- [WORK TO BE COMPLETED]:
Copy out all the data, word for word.
(begin)
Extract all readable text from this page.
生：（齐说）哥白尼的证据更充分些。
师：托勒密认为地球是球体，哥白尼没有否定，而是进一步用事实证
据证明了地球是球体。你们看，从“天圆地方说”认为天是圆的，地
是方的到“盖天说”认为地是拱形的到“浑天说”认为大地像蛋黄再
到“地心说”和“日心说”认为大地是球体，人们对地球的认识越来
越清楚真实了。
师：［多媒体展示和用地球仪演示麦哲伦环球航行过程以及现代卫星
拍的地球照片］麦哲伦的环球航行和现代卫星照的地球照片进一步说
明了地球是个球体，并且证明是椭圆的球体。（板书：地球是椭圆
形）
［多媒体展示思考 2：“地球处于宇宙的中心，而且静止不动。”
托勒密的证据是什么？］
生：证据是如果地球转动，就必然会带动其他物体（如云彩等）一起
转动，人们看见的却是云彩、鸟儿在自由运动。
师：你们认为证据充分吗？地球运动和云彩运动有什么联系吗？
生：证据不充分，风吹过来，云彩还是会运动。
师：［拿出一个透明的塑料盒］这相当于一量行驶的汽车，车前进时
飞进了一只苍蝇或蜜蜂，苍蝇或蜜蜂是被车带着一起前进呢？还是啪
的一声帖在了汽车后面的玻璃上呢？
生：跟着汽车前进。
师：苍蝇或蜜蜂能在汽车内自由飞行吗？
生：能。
(end)
- [SOLUTION TO THE PROBLEM]:
Extract all readable text from this page.
生：（齐说）哥白尼的证据更充分些。
师：托勒密认为地球是球体，哥白尼没有否定，而是进一步用事实证
据证明了地球是球体。你们看，从“天圆地方说”认为天是圆的，地
是方的到“盖天说”认为地是拱形的到“浑天说”认为大地像蛋黄再
到“地心说”和“日心说”认为大地是球体，人们对地球的认识越来
越清楚真实了。
师：［多媒体展示和用地球仪演示麦哲伦环球航行过程以及现代卫星
拍的地球照片］麦哲伦的环球航行和现代卫星照的地球照片进一步说
明了地球是个球体，并且证明是椭圆的球体。（板书：地球是椭圆
形）
［多媒体展示思考 2：“地球处于宇宙的中心，而且静止不动。”
托勒密的证据是什么？］
生：证据是如果地球转动，就必然会带动其他物体（如云彩等）一起
转动，人们看见的却是云彩、鸟儿在自由运动。
师：你们认为证据充分吗？地球运动和云彩运动有什么联系吗？
生：证据不充分，风吹过来，云彩还是会运动。
师：［拿出一个透明的塑料盒］这相当于一量行驶的汽车，车前进时
飞进了一只苍蝇或蜜蜂，苍蝇或蜜蜂是被车带着一起前进呢？还是啪
的一声帖在了汽车后面的玻璃上呢？
生：跟着汽车前进。
师：苍蝇或蜜蜂能在汽车内自由飞行吗？
生：能。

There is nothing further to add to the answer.